**Stated problem**
Your task is to output all the records below, word for word.

Saved entries
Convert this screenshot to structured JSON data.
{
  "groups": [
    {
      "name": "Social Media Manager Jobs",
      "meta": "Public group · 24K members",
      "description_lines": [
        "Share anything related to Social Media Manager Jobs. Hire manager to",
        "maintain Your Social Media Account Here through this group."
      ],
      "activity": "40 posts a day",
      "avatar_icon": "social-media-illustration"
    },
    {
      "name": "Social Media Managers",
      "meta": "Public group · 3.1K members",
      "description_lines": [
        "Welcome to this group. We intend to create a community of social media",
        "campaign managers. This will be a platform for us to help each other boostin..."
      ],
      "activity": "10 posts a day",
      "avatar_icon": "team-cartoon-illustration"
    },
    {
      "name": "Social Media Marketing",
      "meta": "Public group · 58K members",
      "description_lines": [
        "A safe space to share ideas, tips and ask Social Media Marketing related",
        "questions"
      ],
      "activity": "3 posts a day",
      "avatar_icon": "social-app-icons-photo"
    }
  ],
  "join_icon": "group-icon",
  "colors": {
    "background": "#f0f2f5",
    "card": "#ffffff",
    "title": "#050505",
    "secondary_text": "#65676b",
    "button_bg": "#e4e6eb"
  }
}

**Response**
Convert this screenshot to structured JSON data.
{
  "groups": [
    {
      "name": "Social Media Manager Jobs",
      "meta": "Public group · 24K members",
      "description_lines": [
        "Share anything related to Social Media Manager Jobs. Hire manager to",
        "maintain Your Social Media Account Here through this group."
      ],
      "activity": "40 posts a day",
      "avatar_icon": "social-media-illustration"
    },
    {
      "name": "Social Media Managers",
      "meta": "Public group · 3.1K members",
      "description_lines": [
        "Welcome to this group. We intend to create a community of social media",
        "campaign managers. This will be a platform for us to help each other boostin..."
      ],
      "activity": "10 posts a day",
      "avatar_icon": "team-cartoon-illustration"
    },
    {
      "name": "Social Media Marketing",
      "meta": "Public group · 58K members",
      "description_lines": [
        "A safe space to share ideas, tips and ask Social Media Marketing related",
        "questions"
      ],
      "activity": "3 posts a day",
      "avatar_icon": "social-app-icons-photo"
    }
  ],
  "join_icon": "group-icon",
  "colors": {
    "background": "#f0f2f5",
    "card": "#ffffff",
    "title": "#050505",
    "secondary_text": "#65676b",
    "button_bg": "#e4e6eb"
  }
}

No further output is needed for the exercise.